WORK TO BE COMPLETED: Read the data and repeat all of it exactly.

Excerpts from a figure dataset
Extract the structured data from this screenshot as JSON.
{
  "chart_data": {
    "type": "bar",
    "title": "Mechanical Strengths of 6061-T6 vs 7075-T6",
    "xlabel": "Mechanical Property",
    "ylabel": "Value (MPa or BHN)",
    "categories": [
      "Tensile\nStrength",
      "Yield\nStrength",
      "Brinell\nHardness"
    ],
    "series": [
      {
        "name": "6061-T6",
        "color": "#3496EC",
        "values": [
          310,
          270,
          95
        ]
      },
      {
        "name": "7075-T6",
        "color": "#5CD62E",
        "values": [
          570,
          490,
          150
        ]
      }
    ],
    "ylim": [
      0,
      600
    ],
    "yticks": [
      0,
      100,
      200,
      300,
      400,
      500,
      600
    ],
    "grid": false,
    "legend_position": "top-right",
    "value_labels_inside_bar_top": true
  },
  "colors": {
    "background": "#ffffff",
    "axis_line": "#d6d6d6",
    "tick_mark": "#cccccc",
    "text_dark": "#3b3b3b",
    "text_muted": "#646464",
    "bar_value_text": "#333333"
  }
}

RESULT:
Extract the structured data from this screenshot as JSON.
{
  "chart_data": {
    "type": "bar",
    "title": "Mechanical Strengths of 6061-T6 vs 7075-T6",
    "xlabel": "Mechanical Property",
    "ylabel": "Value (MPa or BHN)",
    "categories": [
      "Tensile\nStrength",
      "Yield\nStrength",
      "Brinell\nHardness"
    ],
    "series": [
      {
        "name": "6061-T6",
        "color": "#3496EC",
        "values": [
          310,
          270,
          95
        ]
      },
      {
        "name": "7075-T6",
        "color": "#5CD62E",
        "values": [
          570,
          490,
          150
        ]
      }
    ],
    "ylim": [
      0,
      600
    ],
    "yticks": [
      0,
      100,
      200,
      300,
      400,
      500,
      600
    ],
    "grid": false,
    "legend_position": "top-right",
    "value_labels_inside_bar_top": true
  },
  "colors": {
    "background": "#ffffff",
    "axis_line": "#d6d6d6",
    "tick_mark": "#cccccc",
    "text_dark": "#3b3b3b",
    "text_muted": "#646464",
    "bar_value_text": "#333333"
  }
}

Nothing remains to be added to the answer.